▸ YOUR INSTRUCTIONS
Output all the data exactly. Pictures do not belong in the copy.

Extracted data entries

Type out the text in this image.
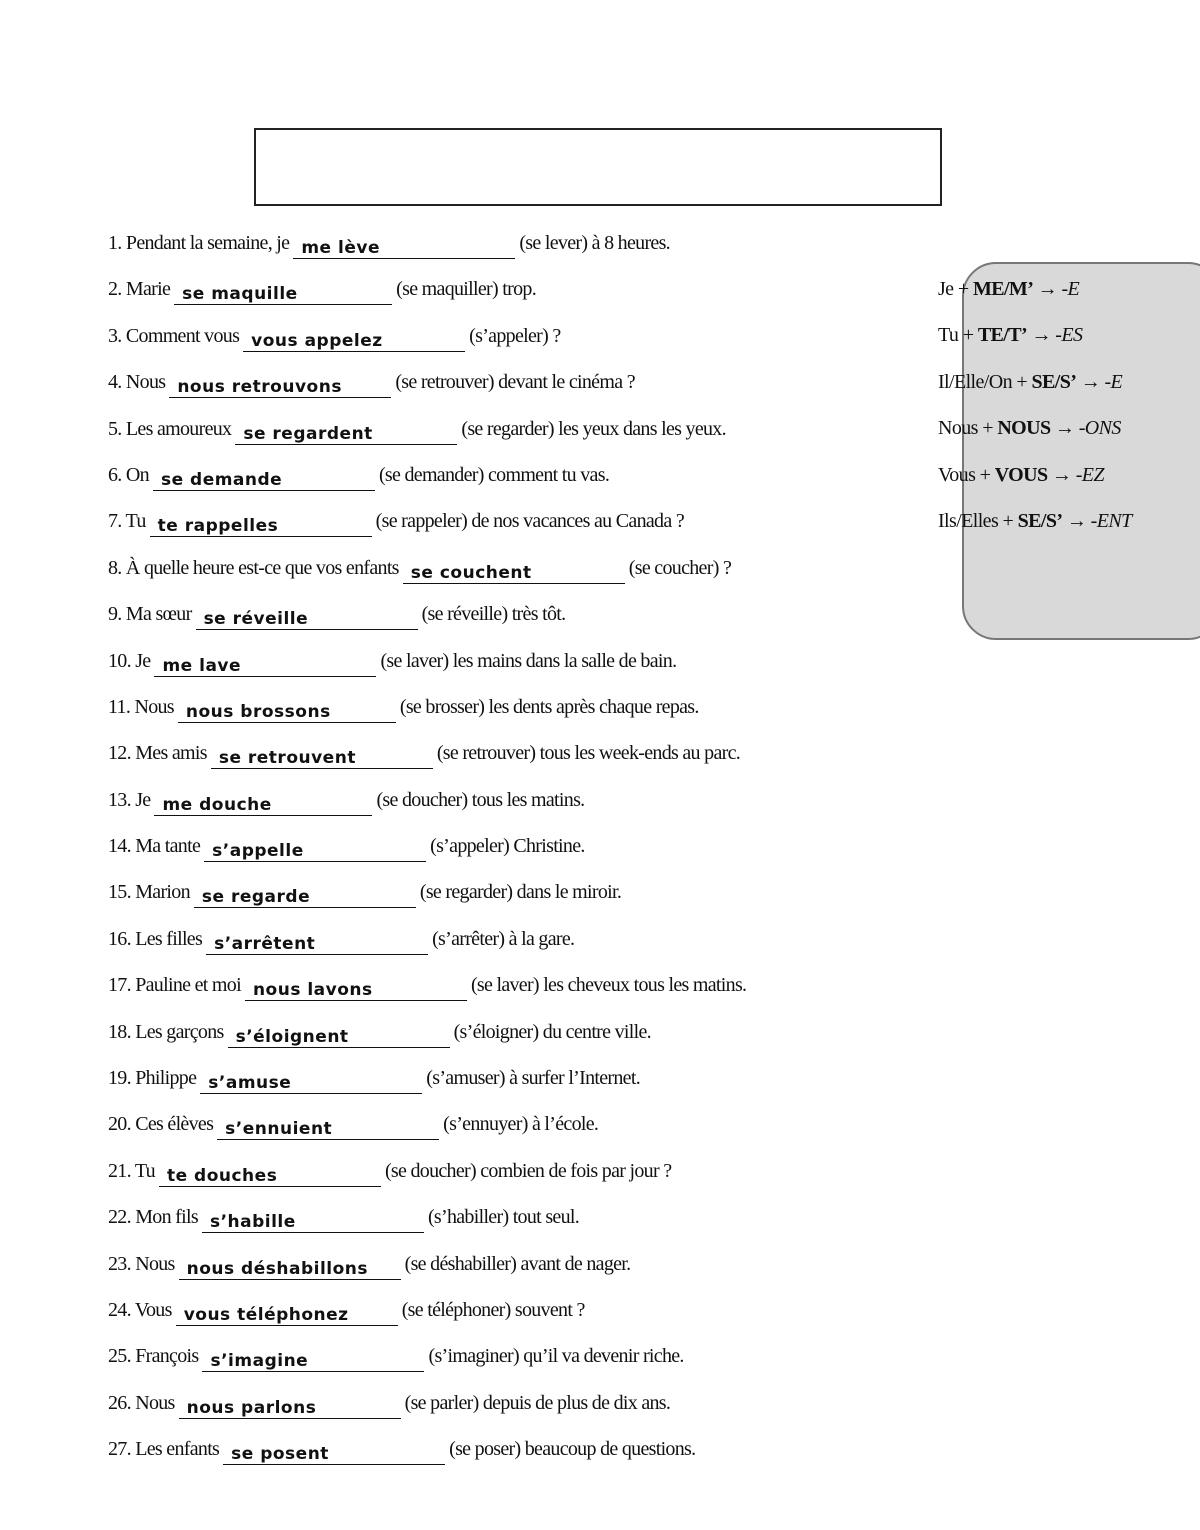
Je + ME/M’ → -E
Tu + TE/T’ → -ES
Il/Elle/On + SE/S’ → -E
Nous + NOUS → -ONS
Vous + VOUS → -EZ
Ils/Elles + SE/S’ → -ENT
1. Pendant la semaine, je me lève	(se lever) à 8 heures.
2. Marie se maquille	(se maquiller) trop.
3. Comment vous vous appelez	(s’appeler) ?
4. Nous nous retrouvons	(se retrouver) devant le cinéma ?
5. Les amoureux se regardent	(se regarder) les yeux dans les yeux.
6. On se demande	(se demander) comment tu vas.
7. Tu te rappelles	(se rappeler) de nos vacances au Canada ?
8. À quelle heure est-ce que vos enfants se couchent	(se coucher) ?
9. Ma sœur se réveille	(se réveille) très tôt.
10. Je me lave	(se laver) les mains dans la salle de bain.
11. Nous nous brossons	(se brosser) les dents après chaque repas.
12. Mes amis se retrouvent	(se retrouver) tous les week-ends au parc.
13. Je me douche	(se doucher) tous les matins.
14. Ma tante s’appelle	(s’appeler) Christine.
15. Marion se regarde	(se regarder) dans le miroir.
16. Les filles s’arrêtent	(s’arrêter) à la gare.
17. Pauline et moi nous lavons	(se laver) les cheveux tous les matins.
18. Les garçons s’éloignent	(s’éloigner) du centre ville.
19. Philippe s’amuse	(s’amuser) à surfer l’Internet.
20. Ces élèves s’ennuient	(s’ennuyer) à l’école.
21. Tu te douches	(se doucher) combien de fois par jour ?
22. Mon fils s’habille	(s’habiller) tout seul.
23. Nous nous déshabillons	(se déshabiller) avant de nager.
24. Vous vous téléphonez	(se téléphoner) souvent ?
25. François s’imagine	(s’imaginer) qu’il va devenir riche.
26. Nous nous parlons	(se parler) depuis de plus de dix ans.
27. Les enfants se posent	(se poser) beaucoup de questions.
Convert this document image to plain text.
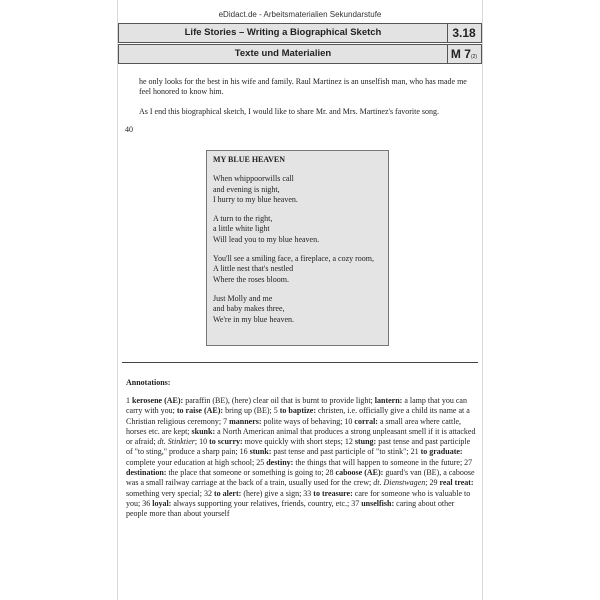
eDidact.de - Arbeitsmaterialien Sekundarstufe
Life Stories – Writing a Biographical Sketch	3.18
Texte und Materialien	M 7(2)

he only looks for the best in his wife and family. Raul Martinez is an unselfish man, who has made me feel honored to know him.

As I end this biographical sketch, I would like to share Mr. and Mrs. Martinez's favorite song.

40
MY BLUE HEAVEN
When whippoorwills call
and evening is night,
I hurry to my blue heaven.
A turn to the right,
a little white light
Will lead you to my blue heaven.
You'll see a smiling face, a fireplace, a cozy room,
A little nest that's nestled
Where the roses bloom.
Just Molly and me
and baby makes three,
We're in my blue heaven.
Annotations:
1 kerosene (AE): paraffin (BE), (here) clear oil that is burnt to provide light; lantern: a lamp that you can carry with you; to raise (AE): bring up (BE); 5 to baptize: christen, i.e. officially give a child its name at a Christian religious ceremony; 7 manners: polite ways of behaving; 10 corral: a small area where cattle, horses etc. are kept; skunk: a North American animal that produces a strong unpleasant smell if it is attacked or afraid; dt. Stinktier; 10 to scurry: move quickly with short steps; 12 stung: past tense and past participle of "to sting," produce a sharp pain; 16 stunk: past tense and past participle of "to stink"; 21 to graduate: complete your education at high school; 25 destiny: the things that will happen to someone in the future; 27 destination: the place that someone or something is going to; 28 caboose (AE): guard's van (BE), a caboose was a small railway carriage at the back of a train, usually used for the crew; dt. Dienstwagen; 29 real treat: something very special; 32 to alert: (here) give a sign; 33 to treasure: care for someone who is valuable to you; 36 loyal: always supporting your relatives, friends, country, etc.; 37 unselfish: caring about other people more than about yourself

▸ RESPONSE FOR THIS EXERCISE
Type out the text in this image.
Je + ME/M’ → -E
Tu + TE/T’ → -ES
Il/Elle/On + SE/S’ → -E
Nous + NOUS → -ONS
Vous + VOUS → -EZ
Ils/Elles + SE/S’ → -ENT
1. Pendant la semaine, je me lève	(se lever) à 8 heures.
2. Marie se maquille	(se maquiller) trop.
3. Comment vous vous appelez	(s’appeler) ?
4. Nous nous retrouvons	(se retrouver) devant le cinéma ?
5. Les amoureux se regardent	(se regarder) les yeux dans les yeux.
6. On se demande	(se demander) comment tu vas.
7. Tu te rappelles	(se rappeler) de nos vacances au Canada ?
8. À quelle heure est-ce que vos enfants se couchent	(se coucher) ?
9. Ma sœur se réveille	(se réveille) très tôt.
10. Je me lave	(se laver) les mains dans la salle de bain.
11. Nous nous brossons	(se brosser) les dents après chaque repas.
12. Mes amis se retrouvent	(se retrouver) tous les week-ends au parc.
13. Je me douche	(se doucher) tous les matins.
14. Ma tante s’appelle	(s’appeler) Christine.
15. Marion se regarde	(se regarder) dans le miroir.
16. Les filles s’arrêtent	(s’arrêter) à la gare.
17. Pauline et moi nous lavons	(se laver) les cheveux tous les matins.
18. Les garçons s’éloignent	(s’éloigner) du centre ville.
19. Philippe s’amuse	(s’amuser) à surfer l’Internet.
20. Ces élèves s’ennuient	(s’ennuyer) à l’école.
21. Tu te douches	(se doucher) combien de fois par jour ?
22. Mon fils s’habille	(s’habiller) tout seul.
23. Nous nous déshabillons	(se déshabiller) avant de nager.
24. Vous vous téléphonez	(se téléphoner) souvent ?
25. François s’imagine	(s’imaginer) qu’il va devenir riche.
26. Nous nous parlons	(se parler) depuis de plus de dix ans.
27. Les enfants se posent	(se poser) beaucoup de questions.
Convert this document image to plain text.
eDidact.de - Arbeitsmaterialien Sekundarstufe
Life Stories – Writing a Biographical Sketch	3.18
Texte und Materialien	M 7(2)

he only looks for the best in his wife and family. Raul Martinez is an unselfish man, who has made me feel honored to know him.

As I end this biographical sketch, I would like to share Mr. and Mrs. Martinez's favorite song.

40
MY BLUE HEAVEN
When whippoorwills call
and evening is night,
I hurry to my blue heaven.
A turn to the right,
a little white light
Will lead you to my blue heaven.
You'll see a smiling face, a fireplace, a cozy room,
A little nest that's nestled
Where the roses bloom.
Just Molly and me
and baby makes three,
We're in my blue heaven.
Annotations:
1 kerosene (AE): paraffin (BE), (here) clear oil that is burnt to provide light; lantern: a lamp that you can carry with you; to raise (AE): bring up (BE); 5 to baptize: christen, i.e. officially give a child its name at a Christian religious ceremony; 7 manners: polite ways of behaving; 10 corral: a small area where cattle, horses etc. are kept; skunk: a North American animal that produces a strong unpleasant smell if it is attacked or afraid; dt. Stinktier; 10 to scurry: move quickly with short steps; 12 stung: past tense and past participle of "to sting," produce a sharp pain; 16 stunk: past tense and past participle of "to stink"; 21 to graduate: complete your education at high school; 25 destiny: the things that will happen to someone in the future; 27 destination: the place that someone or something is going to; 28 caboose (AE): guard's van (BE), a caboose was a small railway carriage at the back of a train, usually used for the crew; dt. Dienstwagen; 29 real treat: something very special; 32 to alert: (here) give a sign; 33 to treasure: care for someone who is valuable to you; 36 loyal: always supporting your relatives, friends, country, etc.; 37 unselfish: caring about other people more than about yourself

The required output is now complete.